### REQUIRED WORK
Please write out the material below exactly as given.

### GIVEN DATA
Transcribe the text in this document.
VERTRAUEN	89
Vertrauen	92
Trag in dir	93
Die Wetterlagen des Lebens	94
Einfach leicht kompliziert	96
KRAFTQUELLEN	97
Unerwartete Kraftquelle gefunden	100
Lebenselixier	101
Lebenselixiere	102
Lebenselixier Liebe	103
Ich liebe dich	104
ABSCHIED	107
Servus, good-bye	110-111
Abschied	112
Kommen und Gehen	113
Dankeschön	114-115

### SOLUTION TO THE EXERCISE
Transcribe the text in this document.
VERTRAUEN	89
Vertrauen	92
Trag in dir	93
Die Wetterlagen des Lebens	94
Einfach leicht kompliziert	96
KRAFTQUELLEN	97
Unerwartete Kraftquelle gefunden	100
Lebenselixier	101
Lebenselixiere	102
Lebenselixier Liebe	103
Ich liebe dich	104
ABSCHIED	107
Servus, good-bye	110-111
Abschied	112
Kommen und Gehen	113
Dankeschön	114-115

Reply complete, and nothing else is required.